====== Working data

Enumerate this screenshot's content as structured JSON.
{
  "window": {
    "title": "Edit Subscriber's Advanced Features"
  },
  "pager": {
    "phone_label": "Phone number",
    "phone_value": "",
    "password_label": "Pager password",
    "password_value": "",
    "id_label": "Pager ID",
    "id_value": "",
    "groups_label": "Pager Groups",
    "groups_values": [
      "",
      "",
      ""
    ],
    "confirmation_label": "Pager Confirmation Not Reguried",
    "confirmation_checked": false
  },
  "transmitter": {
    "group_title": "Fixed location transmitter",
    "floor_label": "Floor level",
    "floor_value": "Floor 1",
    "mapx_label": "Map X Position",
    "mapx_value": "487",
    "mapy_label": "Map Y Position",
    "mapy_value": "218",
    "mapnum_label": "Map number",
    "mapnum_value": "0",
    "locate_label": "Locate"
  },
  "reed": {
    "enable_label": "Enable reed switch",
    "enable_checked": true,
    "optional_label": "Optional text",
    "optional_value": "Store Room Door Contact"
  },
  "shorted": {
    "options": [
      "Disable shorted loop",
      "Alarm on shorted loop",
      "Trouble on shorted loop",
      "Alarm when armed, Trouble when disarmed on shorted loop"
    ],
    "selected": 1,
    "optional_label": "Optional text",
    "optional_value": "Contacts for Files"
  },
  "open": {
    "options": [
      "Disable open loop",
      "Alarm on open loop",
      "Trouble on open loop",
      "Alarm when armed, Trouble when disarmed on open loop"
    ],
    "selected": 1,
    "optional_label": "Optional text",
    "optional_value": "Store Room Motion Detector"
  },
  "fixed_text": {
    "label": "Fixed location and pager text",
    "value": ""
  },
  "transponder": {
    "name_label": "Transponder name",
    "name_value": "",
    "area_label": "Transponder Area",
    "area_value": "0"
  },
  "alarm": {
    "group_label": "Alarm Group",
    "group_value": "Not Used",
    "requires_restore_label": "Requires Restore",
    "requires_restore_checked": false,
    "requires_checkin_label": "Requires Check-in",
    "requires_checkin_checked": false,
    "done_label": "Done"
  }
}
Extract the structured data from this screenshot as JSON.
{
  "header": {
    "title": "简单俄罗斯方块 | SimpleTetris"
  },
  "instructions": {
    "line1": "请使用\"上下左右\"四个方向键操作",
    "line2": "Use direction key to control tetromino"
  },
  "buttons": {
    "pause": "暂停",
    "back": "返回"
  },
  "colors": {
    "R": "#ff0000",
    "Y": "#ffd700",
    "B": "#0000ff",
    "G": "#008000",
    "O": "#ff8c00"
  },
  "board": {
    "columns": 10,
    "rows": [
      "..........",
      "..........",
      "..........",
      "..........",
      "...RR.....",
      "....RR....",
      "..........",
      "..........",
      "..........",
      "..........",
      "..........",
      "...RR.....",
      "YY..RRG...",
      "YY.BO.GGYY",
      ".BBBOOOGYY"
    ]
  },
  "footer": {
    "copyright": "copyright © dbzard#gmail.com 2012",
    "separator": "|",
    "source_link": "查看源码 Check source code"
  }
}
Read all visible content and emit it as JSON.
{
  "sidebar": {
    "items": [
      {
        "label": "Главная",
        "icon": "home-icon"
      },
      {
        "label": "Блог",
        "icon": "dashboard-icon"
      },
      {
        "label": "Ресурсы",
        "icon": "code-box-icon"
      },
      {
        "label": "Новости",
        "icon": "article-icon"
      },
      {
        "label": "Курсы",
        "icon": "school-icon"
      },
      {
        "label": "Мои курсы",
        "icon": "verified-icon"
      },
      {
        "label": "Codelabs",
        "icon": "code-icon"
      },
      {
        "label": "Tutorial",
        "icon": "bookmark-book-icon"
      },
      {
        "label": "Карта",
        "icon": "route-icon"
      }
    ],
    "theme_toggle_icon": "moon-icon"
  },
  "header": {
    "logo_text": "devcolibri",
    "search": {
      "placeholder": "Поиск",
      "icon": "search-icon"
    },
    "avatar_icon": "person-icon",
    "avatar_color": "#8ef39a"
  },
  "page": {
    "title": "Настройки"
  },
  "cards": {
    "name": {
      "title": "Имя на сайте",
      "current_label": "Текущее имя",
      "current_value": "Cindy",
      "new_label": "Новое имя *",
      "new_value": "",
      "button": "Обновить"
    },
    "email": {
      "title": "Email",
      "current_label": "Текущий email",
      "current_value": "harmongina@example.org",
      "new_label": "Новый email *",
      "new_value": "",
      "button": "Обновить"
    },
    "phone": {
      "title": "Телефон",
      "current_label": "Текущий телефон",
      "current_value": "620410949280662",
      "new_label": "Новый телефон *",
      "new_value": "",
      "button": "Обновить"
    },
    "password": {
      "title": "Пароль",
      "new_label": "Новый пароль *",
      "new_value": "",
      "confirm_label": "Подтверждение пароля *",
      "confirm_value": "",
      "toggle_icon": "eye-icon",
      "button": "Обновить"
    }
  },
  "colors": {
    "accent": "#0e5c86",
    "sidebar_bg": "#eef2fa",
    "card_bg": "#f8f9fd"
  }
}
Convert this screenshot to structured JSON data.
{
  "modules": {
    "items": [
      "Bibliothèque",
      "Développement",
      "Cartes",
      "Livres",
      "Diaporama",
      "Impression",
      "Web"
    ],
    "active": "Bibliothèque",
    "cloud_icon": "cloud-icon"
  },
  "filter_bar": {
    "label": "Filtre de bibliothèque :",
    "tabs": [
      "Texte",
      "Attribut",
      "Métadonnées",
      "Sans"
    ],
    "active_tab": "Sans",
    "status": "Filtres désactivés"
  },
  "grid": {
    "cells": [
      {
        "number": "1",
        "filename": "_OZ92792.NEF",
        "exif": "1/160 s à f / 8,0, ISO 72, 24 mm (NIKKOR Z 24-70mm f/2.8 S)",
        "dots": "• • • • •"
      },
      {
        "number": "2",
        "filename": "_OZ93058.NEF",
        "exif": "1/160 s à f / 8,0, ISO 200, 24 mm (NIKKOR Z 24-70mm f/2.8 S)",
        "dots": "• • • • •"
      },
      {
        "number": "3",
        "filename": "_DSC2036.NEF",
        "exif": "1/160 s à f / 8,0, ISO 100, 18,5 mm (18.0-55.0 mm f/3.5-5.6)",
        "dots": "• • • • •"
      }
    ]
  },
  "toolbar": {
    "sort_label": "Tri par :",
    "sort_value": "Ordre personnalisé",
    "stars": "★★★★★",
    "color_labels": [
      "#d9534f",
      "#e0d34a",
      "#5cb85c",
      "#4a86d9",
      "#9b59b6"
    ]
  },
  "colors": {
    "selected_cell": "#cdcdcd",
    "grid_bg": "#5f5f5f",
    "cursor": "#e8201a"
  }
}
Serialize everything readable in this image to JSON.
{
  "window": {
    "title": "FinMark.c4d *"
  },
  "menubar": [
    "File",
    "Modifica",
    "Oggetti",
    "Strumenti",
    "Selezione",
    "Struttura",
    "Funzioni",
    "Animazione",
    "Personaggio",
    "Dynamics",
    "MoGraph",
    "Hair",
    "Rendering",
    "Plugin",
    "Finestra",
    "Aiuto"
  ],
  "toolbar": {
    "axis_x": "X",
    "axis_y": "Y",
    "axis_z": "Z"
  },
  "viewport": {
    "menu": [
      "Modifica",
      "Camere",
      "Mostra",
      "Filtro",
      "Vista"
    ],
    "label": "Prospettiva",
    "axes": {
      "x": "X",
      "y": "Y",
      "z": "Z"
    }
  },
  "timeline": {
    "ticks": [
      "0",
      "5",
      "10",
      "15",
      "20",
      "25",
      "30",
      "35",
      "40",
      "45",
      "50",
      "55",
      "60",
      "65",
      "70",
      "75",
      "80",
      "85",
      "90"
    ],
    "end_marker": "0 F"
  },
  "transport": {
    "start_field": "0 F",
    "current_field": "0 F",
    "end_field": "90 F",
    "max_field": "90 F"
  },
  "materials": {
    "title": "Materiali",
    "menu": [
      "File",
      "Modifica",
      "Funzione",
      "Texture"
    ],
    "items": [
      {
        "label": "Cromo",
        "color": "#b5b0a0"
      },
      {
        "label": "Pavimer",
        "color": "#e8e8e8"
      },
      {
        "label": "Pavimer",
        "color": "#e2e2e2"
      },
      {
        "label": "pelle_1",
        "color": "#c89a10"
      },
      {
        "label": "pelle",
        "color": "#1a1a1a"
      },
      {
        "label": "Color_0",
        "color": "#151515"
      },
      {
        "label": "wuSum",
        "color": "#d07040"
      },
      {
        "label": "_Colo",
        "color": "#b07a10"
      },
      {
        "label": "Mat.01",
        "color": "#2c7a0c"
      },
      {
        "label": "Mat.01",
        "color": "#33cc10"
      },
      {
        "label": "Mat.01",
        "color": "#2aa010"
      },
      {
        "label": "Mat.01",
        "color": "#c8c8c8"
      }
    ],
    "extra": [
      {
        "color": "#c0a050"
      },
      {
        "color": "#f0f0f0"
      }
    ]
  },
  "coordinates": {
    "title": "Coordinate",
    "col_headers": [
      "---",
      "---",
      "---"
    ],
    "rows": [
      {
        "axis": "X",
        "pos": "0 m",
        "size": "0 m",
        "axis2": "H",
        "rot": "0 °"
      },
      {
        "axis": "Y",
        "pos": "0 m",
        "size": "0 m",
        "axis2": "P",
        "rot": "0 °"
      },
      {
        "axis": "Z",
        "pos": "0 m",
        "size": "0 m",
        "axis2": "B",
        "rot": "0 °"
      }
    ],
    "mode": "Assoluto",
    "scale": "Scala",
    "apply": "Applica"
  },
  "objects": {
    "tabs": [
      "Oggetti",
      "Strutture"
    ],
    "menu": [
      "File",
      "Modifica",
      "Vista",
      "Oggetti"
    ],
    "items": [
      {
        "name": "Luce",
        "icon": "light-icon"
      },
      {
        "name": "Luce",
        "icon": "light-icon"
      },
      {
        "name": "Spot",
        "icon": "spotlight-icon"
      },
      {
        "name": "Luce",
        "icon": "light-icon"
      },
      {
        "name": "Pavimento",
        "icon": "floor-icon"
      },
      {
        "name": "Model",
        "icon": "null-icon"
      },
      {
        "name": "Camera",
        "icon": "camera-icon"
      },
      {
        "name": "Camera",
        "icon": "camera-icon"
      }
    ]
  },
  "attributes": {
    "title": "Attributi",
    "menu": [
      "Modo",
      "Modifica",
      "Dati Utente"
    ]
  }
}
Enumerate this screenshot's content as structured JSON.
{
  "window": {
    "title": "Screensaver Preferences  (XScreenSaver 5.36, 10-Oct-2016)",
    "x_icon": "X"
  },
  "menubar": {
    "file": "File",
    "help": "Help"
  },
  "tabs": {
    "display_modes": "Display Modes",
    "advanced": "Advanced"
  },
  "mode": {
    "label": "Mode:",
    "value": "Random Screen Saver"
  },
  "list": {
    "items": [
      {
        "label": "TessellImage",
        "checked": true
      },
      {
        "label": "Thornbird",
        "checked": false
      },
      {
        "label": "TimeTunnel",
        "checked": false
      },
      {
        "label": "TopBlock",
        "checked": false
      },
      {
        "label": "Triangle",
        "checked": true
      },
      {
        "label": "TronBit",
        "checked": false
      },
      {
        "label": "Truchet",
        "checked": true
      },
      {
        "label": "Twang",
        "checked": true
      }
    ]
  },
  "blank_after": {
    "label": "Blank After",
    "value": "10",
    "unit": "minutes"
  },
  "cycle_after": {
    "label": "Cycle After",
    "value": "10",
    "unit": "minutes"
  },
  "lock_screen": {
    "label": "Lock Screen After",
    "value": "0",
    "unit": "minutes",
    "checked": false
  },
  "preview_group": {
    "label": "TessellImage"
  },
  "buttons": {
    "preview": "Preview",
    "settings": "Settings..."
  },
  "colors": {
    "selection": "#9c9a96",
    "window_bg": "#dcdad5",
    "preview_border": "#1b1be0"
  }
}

============

Using the records above, copy each line that contains "Новый".

(Task answer)
      "new_label": "Новый email *",
      "new_label": "Новый телефон *",
      "new_label": "Новый пароль *",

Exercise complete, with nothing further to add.